Exercise description. Search the records that follow and extract every line containing the string "text".

* START Material supplied *

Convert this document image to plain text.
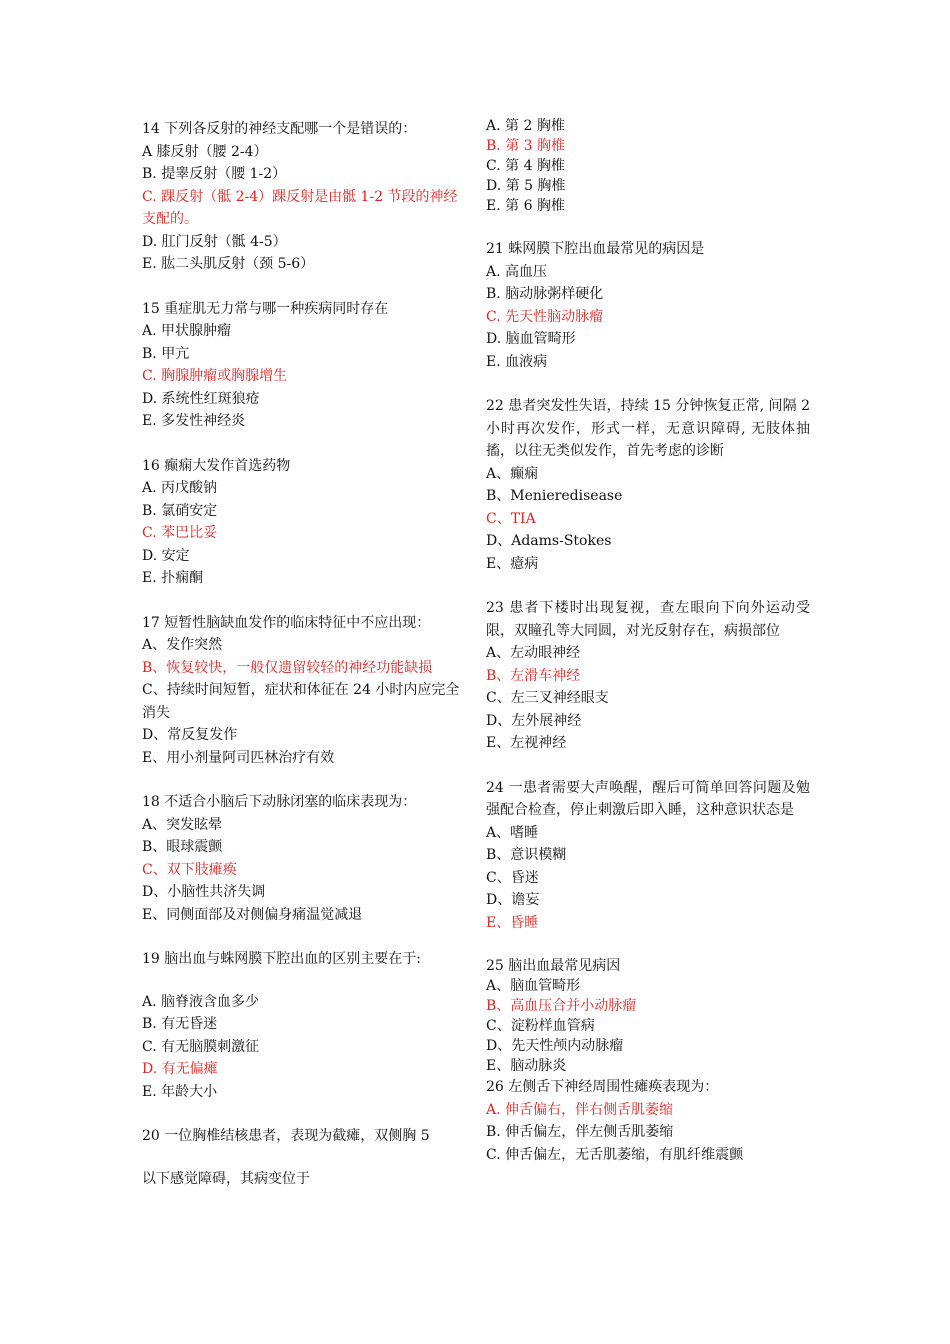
14 下列各反射的神经支配哪一个是错误的：

A 膝反射（腰 2-4）

B. 提睾反射（腰 1-2）

C. 踝反射（骶 2-4）踝反射是由骶 1-2 节段的神经支配的。

D. 肛门反射（骶 4-5）

E. 肱二头肌反射（颈 5-6）

15 重症肌无力常与哪一种疾病同时存在

A. 甲状腺肿瘤

B. 甲亢

C. 胸腺肿瘤或胸腺增生

D. 系统性红斑狼疮

E. 多发性神经炎

16 癫痫大发作首选药物

A. 丙戊酸钠

B. 氯硝安定

C. 苯巴比妥

D. 安定

E. 扑痫酮

17 短暂性脑缺血发作的临床特征中不应出现：

A、发作突然

B、恢复较快，一般仅遗留较轻的神经功能缺损

C、持续时间短暂，症状和体征在 24 小时内应完全消失

D、常反复发作

E、用小剂量阿司匹林治疗有效

18 不适合小脑后下动脉闭塞的临床表现为：

A、突发眩晕

B、眼球震颤

C、双下肢瘫痪

D、小脑性共济失调

E、同侧面部及对侧偏身痛温觉减退

19 脑出血与蛛网膜下腔出血的区别主要在于:

A. 脑脊液含血多少

B. 有无昏迷

C. 有无脑膜刺激征

D. 有无偏瘫

E. 年龄大小

20 一位胸椎结核患者，表现为截瘫，双侧胸 5

以下感觉障碍，其病变位于

A. 第 2 胸椎

B. 第 3 胸椎

C. 第 4 胸椎

D. 第 5 胸椎

E. 第 6 胸椎

21 蛛网膜下腔出血最常见的病因是

A. 高血压

B. 脑动脉粥样硬化

C. 先天性脑动脉瘤

D. 脑血管畸形

E. 血液病

22 患者突发性失语，持续 15 分钟恢复正常, 间隔 2 小时再次发作，形式一样，无意识障碍, 无肢体抽搐，以往无类似发作，首先考虑的诊断

A、癫痫

B、Menieredisease

C、TIA

D、Adams-Stokes

E、癔病

23 患者下楼时出现复视，查左眼向下向外运动受限，双瞳孔等大同圆，对光反射存在，病损部位

A、左动眼神经

B、左滑车神经

C、左三叉神经眼支

D、左外展神经

E、左视神经

24 一患者需要大声唤醒，醒后可简单回答问题及勉强配合检查，停止刺激后即入睡，这种意识状态是

A、嗜睡

B、意识模糊

C、昏迷

D、谵妄

E、昏睡

25 脑出血最常见病因

A、脑血管畸形

B、高血压合并小动脉瘤

C、淀粉样血管病

D、先天性颅内动脉瘤

E、脑动脉炎

26 左侧舌下神经周围性瘫痪表现为：

A. 伸舌偏右，伴右侧舌肌萎缩

B. 伸舌偏左，伴左侧舌肌萎缩

C. 伸舌偏左，无舌肌萎缩，有肌纤维震颤
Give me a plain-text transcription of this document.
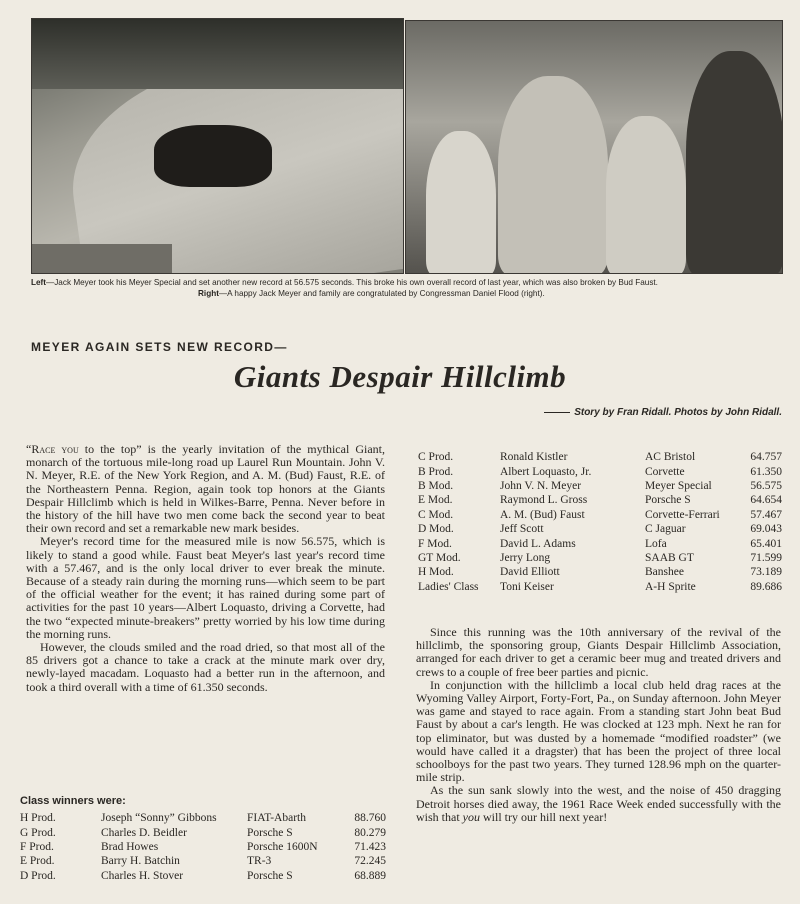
Left—Jack Meyer took his Meyer Special and set another new record at 56.575 seconds. This broke his own overall record of last year, which was also broken by Bud Faust.
Right—A happy Jack Meyer and family are congratulated by Congressman Daniel Flood (right).
MEYER AGAIN SETS NEW RECORD—
Giants Despair Hillclimb
Story by Fran Ridall. Photos by John Ridall.

“Race you to the top” is the yearly invitation of the mythical Giant, monarch of the tortuous mile-long road up Laurel Run Mountain. John V. N. Meyer, R.E. of the New York Region, and A. M. (Bud) Faust, R.E. of the Northeastern Penna. Region, again took top honors at the Giants Despair Hillclimb which is held in Wilkes-Barre, Penna. Never before in the history of the hill have two men come back the second year to beat their own record and set a remarkable new mark besides.

Meyer's record time for the measured mile is now 56.575, which is likely to stand a good while. Faust beat Meyer's last year's record time with a 57.467, and is the only local driver to ever break the minute. Because of a steady rain during the morning runs—which seem to be part of the official weather for the event; it has rained during some part of activities for the past 10 years—Albert Loquasto, driving a Corvette, had the two “expected minute-breakers” pretty worried by his low time during the morning runs.

However, the clouds smiled and the road dried, so that most all of the 85 drivers got a chance to take a crack at the minute mark over dry, newly-layed macadam. Loquasto had a better run in the afternoon, and took a third overall with a time of 61.350 seconds.

Class winners were:
H Prod.	Joseph “Sonny” Gibbons	FIAT-Abarth	88.760
G Prod.	Charles D. Beidler	Porsche S	80.279
F Prod.	Brad Howes	Porsche 1600N	71.423
E Prod.	Barry H. Batchin	TR-3	72.245
D Prod.	Charles H. Stover	Porsche S	68.889
C Prod.	Ronald Kistler	AC Bristol	64.757
B Prod.	Albert Loquasto, Jr.	Corvette	61.350
B Mod.	John V. N. Meyer	Meyer Special	56.575
E Mod.	Raymond L. Gross	Porsche S	64.654
C Mod.	A. M. (Bud) Faust	Corvette-Ferrari	57.467
D Mod.	Jeff Scott	C Jaguar	69.043
F Mod.	David L. Adams	Lofa	65.401
GT Mod.	Jerry Long	SAAB GT	71.599
H Mod.	David Elliott	Banshee	73.189
Ladies' Class	Toni Keiser	A-H Sprite	89.686

Since this running was the 10th anniversary of the revival of the hillclimb, the sponsoring group, Giants Despair Hillclimb Association, arranged for each driver to get a ceramic beer mug and treated drivers and crews to a couple of free beer parties and picnic.

In conjunction with the hillclimb a local club held drag races at the Wyoming Valley Airport, Forty-Fort, Pa., on Sunday afternoon. John Meyer was game and stayed to race again. From a standing start John beat Bud Faust by about a car's length. He was clocked at 123 mph. Next he ran for top eliminator, but was dusted by a homemade “modified roadster” (we would have called it a dragster) that has been the project of three local schoolboys for the past two years. They turned 128.96 mph on the quarter-mile strip.

As the sun sank slowly into the west, and the noise of 450 dragging Detroit horses died away, the 1961 Race Week ended successfully with the wish that you will try our hill next year!
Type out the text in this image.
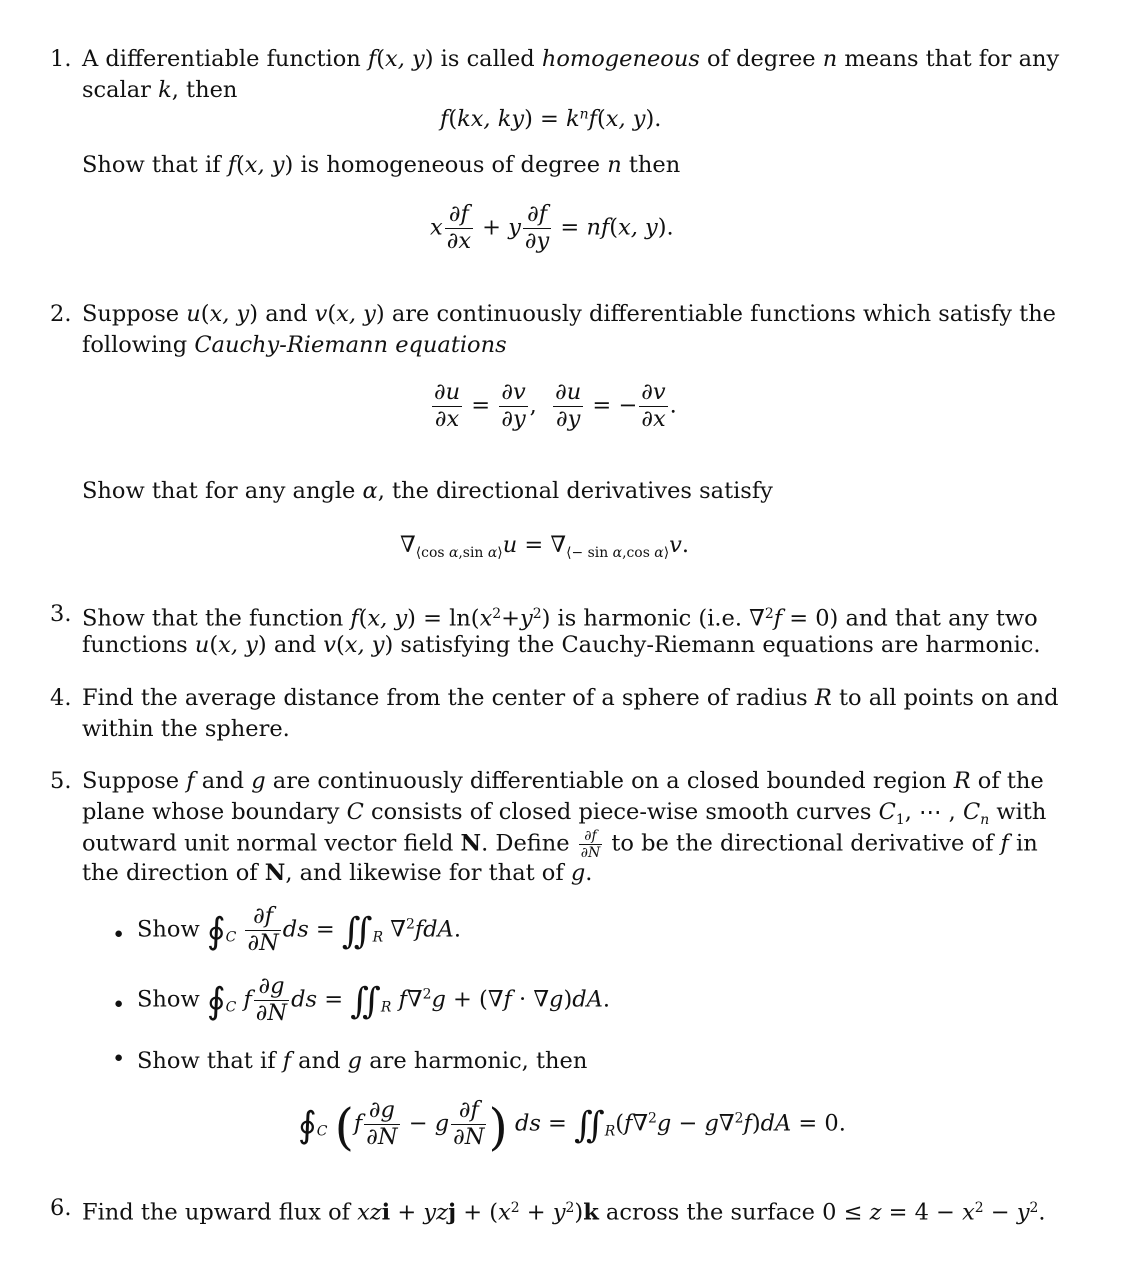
1. A differentiable function f(x, y) is called homogeneous of degree n means that for any
scalar k, then
f(kx, $ky) = k^nf(x$, y).
Show that if f(x, y) is homogeneous of degree n then
x $\frac{\partial f}{\partial x} + y \frac{\partial f}{\partial y} = nf(x$, y).
2. Suppose u(x, y) and v(x, y) are continuously differentiable functions which satisfy the
following Cauchy-Riemann equations
$\frac{\partial u}{\partial x} = \frac{\partial v}{\partial y}$ , $\frac{\partial u}{\partial y}$ = − $\frac{\partial v}{\partial x}$ .
Show that for any angle α, the directional derivatives satisfy
$\nabla_{⟨cos \alpha,sin \alpha⟩}u = \nabla_{⟨- sin \alpha,cos \alpha⟩}v$.
3. Show that the function f(x, $y) = \ln(x^2+y^2)$ is harmonic (i.e. ∇$^2$f = 0) and that any two
functions u(x, y) and v(x, y) satisfying the Cauchy-Riemann equations are harmonic.
4. Find the average distance from the center of a sphere of radius R to all points on and
within the sphere.
5. Suppose f and g are continuously differentiable on a closed bounded region R of the
plane whose boundary C consists of closed piece-wise smooth curves $C_1$, ⋯ , $C_n$ with
outward unit normal vector field N. Define $\frac{\partial f}{\partial N}$ to be the directional derivative of f in
the direction of N, and likewise for that of g.
• Show $∮_C \frac{\partial f}{\partial N}$ ds = $∬_R$ ∇$^2$fdA.
• Show $∮_C$ f $\frac{\partial g}{\partial N}$ ds = $∬_R$ f∇$^2$g + (∇f · ∇g)dA.
• Show that if f and g are harmonic, then
$∮_C$ ($f \frac{\partial g}{\partial N} - g \frac{\partial f}{\partial N}$ ) ds = $∬_R(f\nabla^2g - g\nabla^2f)dA = 0$.
6. Find the upward flux of xzi + yzj + $(x^2 + y^2)k$ across the surface $0 \le z = 4 - x^2 - y^2$.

* END Material supplied *

Written solution.
Convert this document image to plain text.
Give me a plain-text transcription of this document.
Type out the text in this image.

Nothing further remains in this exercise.